*** GIVEN RECORDS Section Begins ***
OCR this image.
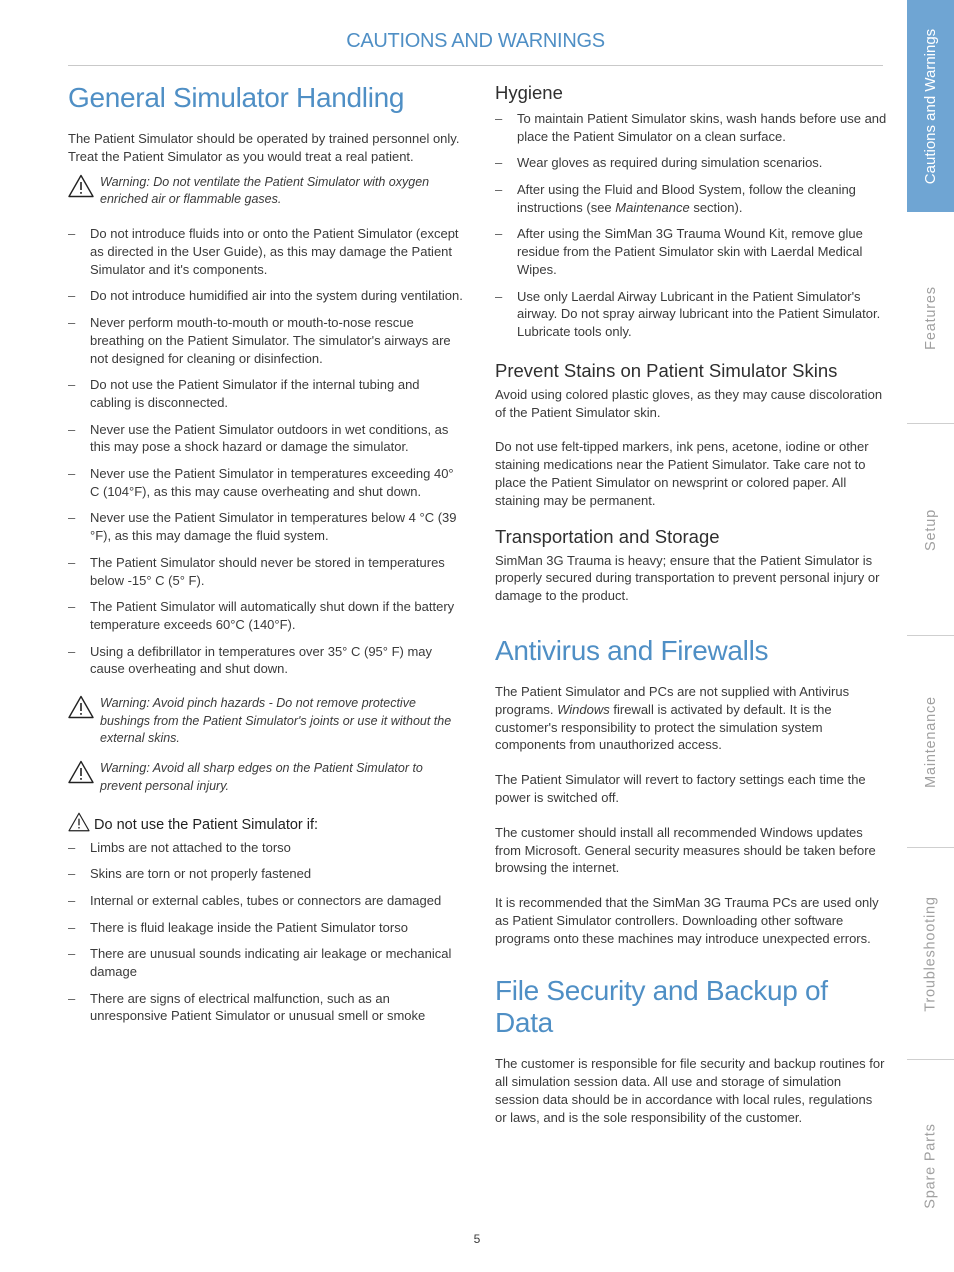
CAUTIONS AND WARNINGS
General Simulator Handling

The Patient Simulator should be operated by trained personnel only. Treat the Patient Simulator as you would treat a real patient.

Warning: Do not ventilate the Patient Simulator with oxygen enriched air or flammable gases.
– Do not introduce fluids into or onto the Patient Simulator (except as directed in the User Guide), as this may damage the Patient Simulator and it's components.
– Do not introduce humidified air into the system during ventilation.
– Never perform mouth-to-mouth or mouth-to-nose rescue breathing on the Patient Simulator. The simulator's airways are not designed for cleaning or disinfection.
– Do not use the Patient Simulator if the internal tubing and cabling is disconnected.
– Never use the Patient Simulator outdoors in wet conditions, as this may pose a shock hazard or damage the simulator.
– Never use the Patient Simulator in temperatures exceeding 40° C (104°F), as this may cause overheating and shut down.
– Never use the Patient Simulator in temperatures below 4 °C (39 °F), as this may damage the fluid system.
– The Patient Simulator should never be stored in temperatures below -15° C (5° F).
– The Patient Simulator will automatically shut down if the battery temperature exceeds 60°C (140°F).
– Using a defibrillator in temperatures over 35° C (95° F) may cause overheating and shut down.
Warning: Avoid pinch hazards - Do not remove protective bushings from the Patient Simulator's joints or use it without the external skins.
Warning: Avoid all sharp edges on the Patient Simulator to prevent personal injury.
Do not use the Patient Simulator if:
– Limbs are not attached to the torso
– Skins are torn or not properly fastened
– Internal or external cables, tubes or connectors are damaged
– There is fluid leakage inside the Patient Simulator torso
– There are unusual sounds indicating air leakage or mechanical damage
– There are signs of electrical malfunction, such as an unresponsive Patient Simulator or unusual smell or smoke
Hygiene
– To maintain Patient Simulator skins, wash hands before use and place the Patient Simulator on a clean surface.
– Wear gloves as required during simulation scenarios.
– After using the Fluid and Blood System, follow the cleaning instructions (see Maintenance section).
– After using the SimMan 3G Trauma Wound Kit, remove glue residue from the Patient Simulator skin with Laerdal Medical Wipes.
– Use only Laerdal Airway Lubricant in the Patient Simulator's airway. Do not spray airway lubricant into the Patient Simulator. Lubricate tools only.
Prevent Stains on Patient Simulator Skins

Avoid using colored plastic gloves, as they may cause discoloration of the Patient Simulator skin.

Do not use felt-tipped markers, ink pens, acetone, iodine or other staining medications near the Patient Simulator. Take care not to place the Patient Simulator on newsprint or colored paper. All staining may be permanent.

Transportation and Storage

SimMan 3G Trauma is heavy; ensure that the Patient Simulator is properly secured during transportation to prevent personal injury or damage to the product.

Antivirus and Firewalls

The Patient Simulator and PCs are not supplied with Antivirus programs. Windows firewall is activated by default. It is the customer's responsibility to protect the simulation system components from unauthorized access.

The Patient Simulator will revert to factory settings each time the power is switched off.

The customer should install all recommended Windows updates from Microsoft. General security measures should be taken before browsing the internet.

It is recommended that the SimMan 3G Trauma PCs are used only as Patient Simulator controllers. Downloading other software programs onto these machines may introduce unexpected errors.

File Security and Backup of Data

The customer is responsible for file security and backup routines for all simulation session data. All use and storage of simulation session data should be in accordance with local rules, regulations or laws, and is the sole responsibility of the customer.

5
Cautions and Warnings
Features
Setup
Maintenance
Troubleshooting
Spare Parts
*** GIVEN RECORDS Section Ends ***
TASK TO CARRY OUT: If a line in the records above contains the string "overheating", copy that line out.

SOLUTION TO THIS TASK:
– Never use the Patient Simulator in temperatures exceeding 40° C (104°F), as this may cause overheating and shut down.
– Using a defibrillator in temperatures over 35° C (95° F) may cause overheating and shut down.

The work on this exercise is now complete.